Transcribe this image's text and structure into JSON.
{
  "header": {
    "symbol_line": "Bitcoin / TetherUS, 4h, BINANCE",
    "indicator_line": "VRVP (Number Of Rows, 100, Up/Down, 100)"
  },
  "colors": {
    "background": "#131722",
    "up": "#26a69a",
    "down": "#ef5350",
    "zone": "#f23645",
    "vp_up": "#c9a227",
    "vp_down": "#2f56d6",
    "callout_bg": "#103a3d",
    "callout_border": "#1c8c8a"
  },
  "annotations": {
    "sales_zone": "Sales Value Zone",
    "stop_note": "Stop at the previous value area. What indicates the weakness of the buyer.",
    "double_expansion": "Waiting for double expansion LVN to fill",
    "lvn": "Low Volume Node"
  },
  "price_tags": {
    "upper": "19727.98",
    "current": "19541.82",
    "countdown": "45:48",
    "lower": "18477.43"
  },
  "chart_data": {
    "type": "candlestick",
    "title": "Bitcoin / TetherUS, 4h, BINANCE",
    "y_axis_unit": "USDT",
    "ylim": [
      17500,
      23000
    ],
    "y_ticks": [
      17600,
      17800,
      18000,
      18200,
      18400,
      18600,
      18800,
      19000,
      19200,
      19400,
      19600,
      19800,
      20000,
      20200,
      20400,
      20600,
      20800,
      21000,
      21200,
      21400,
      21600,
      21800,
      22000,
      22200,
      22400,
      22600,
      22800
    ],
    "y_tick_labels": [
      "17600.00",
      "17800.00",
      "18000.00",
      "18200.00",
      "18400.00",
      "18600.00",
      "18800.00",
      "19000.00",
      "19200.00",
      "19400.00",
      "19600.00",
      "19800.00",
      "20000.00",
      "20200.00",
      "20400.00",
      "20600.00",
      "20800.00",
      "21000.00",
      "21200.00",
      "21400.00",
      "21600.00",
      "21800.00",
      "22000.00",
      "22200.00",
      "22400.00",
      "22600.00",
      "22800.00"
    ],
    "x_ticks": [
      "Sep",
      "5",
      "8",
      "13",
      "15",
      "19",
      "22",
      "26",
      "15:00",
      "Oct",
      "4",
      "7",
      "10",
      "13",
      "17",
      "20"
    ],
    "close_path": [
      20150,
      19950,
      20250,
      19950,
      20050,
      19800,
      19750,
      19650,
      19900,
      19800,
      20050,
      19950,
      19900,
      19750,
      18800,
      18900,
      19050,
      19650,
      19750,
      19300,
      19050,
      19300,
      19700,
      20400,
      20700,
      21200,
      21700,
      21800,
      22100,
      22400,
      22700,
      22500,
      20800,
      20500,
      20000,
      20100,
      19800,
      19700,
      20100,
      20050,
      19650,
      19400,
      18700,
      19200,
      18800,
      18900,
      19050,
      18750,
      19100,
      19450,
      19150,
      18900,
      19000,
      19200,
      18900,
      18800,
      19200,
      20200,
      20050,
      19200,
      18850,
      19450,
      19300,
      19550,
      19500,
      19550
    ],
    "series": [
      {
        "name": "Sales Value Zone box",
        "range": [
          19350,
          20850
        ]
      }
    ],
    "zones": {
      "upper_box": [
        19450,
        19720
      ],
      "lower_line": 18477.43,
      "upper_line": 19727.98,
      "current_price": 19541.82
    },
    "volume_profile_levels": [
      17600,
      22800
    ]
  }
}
= = = = = = =
> WHAT YOU NEED TO DO
Extract the entries above verbatim.

> TASK ANSWER
Transcribe this image's text and structure into JSON.
{
  "header": {
    "symbol_line": "Bitcoin / TetherUS, 4h, BINANCE",
    "indicator_line": "VRVP (Number Of Rows, 100, Up/Down, 100)"
  },
  "colors": {
    "background": "#131722",
    "up": "#26a69a",
    "down": "#ef5350",
    "zone": "#f23645",
    "vp_up": "#c9a227",
    "vp_down": "#2f56d6",
    "callout_bg": "#103a3d",
    "callout_border": "#1c8c8a"
  },
  "annotations": {
    "sales_zone": "Sales Value Zone",
    "stop_note": "Stop at the previous value area. What indicates the weakness of the buyer.",
    "double_expansion": "Waiting for double expansion LVN to fill",
    "lvn": "Low Volume Node"
  },
  "price_tags": {
    "upper": "19727.98",
    "current": "19541.82",
    "countdown": "45:48",
    "lower": "18477.43"
  },
  "chart_data": {
    "type": "candlestick",
    "title": "Bitcoin / TetherUS, 4h, BINANCE",
    "y_axis_unit": "USDT",
    "ylim": [
      17500,
      23000
    ],
    "y_ticks": [
      17600,
      17800,
      18000,
      18200,
      18400,
      18600,
      18800,
      19000,
      19200,
      19400,
      19600,
      19800,
      20000,
      20200,
      20400,
      20600,
      20800,
      21000,
      21200,
      21400,
      21600,
      21800,
      22000,
      22200,
      22400,
      22600,
      22800
    ],
    "y_tick_labels": [
      "17600.00",
      "17800.00",
      "18000.00",
      "18200.00",
      "18400.00",
      "18600.00",
      "18800.00",
      "19000.00",
      "19200.00",
      "19400.00",
      "19600.00",
      "19800.00",
      "20000.00",
      "20200.00",
      "20400.00",
      "20600.00",
      "20800.00",
      "21000.00",
      "21200.00",
      "21400.00",
      "21600.00",
      "21800.00",
      "22000.00",
      "22200.00",
      "22400.00",
      "22600.00",
      "22800.00"
    ],
    "x_ticks": [
      "Sep",
      "5",
      "8",
      "13",
      "15",
      "19",
      "22",
      "26",
      "15:00",
      "Oct",
      "4",
      "7",
      "10",
      "13",
      "17",
      "20"
    ],
    "close_path": [
      20150,
      19950,
      20250,
      19950,
      20050,
      19800,
      19750,
      19650,
      19900,
      19800,
      20050,
      19950,
      19900,
      19750,
      18800,
      18900,
      19050,
      19650,
      19750,
      19300,
      19050,
      19300,
      19700,
      20400,
      20700,
      21200,
      21700,
      21800,
      22100,
      22400,
      22700,
      22500,
      20800,
      20500,
      20000,
      20100,
      19800,
      19700,
      20100,
      20050,
      19650,
      19400,
      18700,
      19200,
      18800,
      18900,
      19050,
      18750,
      19100,
      19450,
      19150,
      18900,
      19000,
      19200,
      18900,
      18800,
      19200,
      20200,
      20050,
      19200,
      18850,
      19450,
      19300,
      19550,
      19500,
      19550
    ],
    "series": [
      {
        "name": "Sales Value Zone box",
        "range": [
          19350,
          20850
        ]
      }
    ],
    "zones": {
      "upper_box": [
        19450,
        19720
      ],
      "lower_line": 18477.43,
      "upper_line": 19727.98,
      "current_price": 19541.82
    },
    "volume_profile_levels": [
      17600,
      22800
    ]
  }
}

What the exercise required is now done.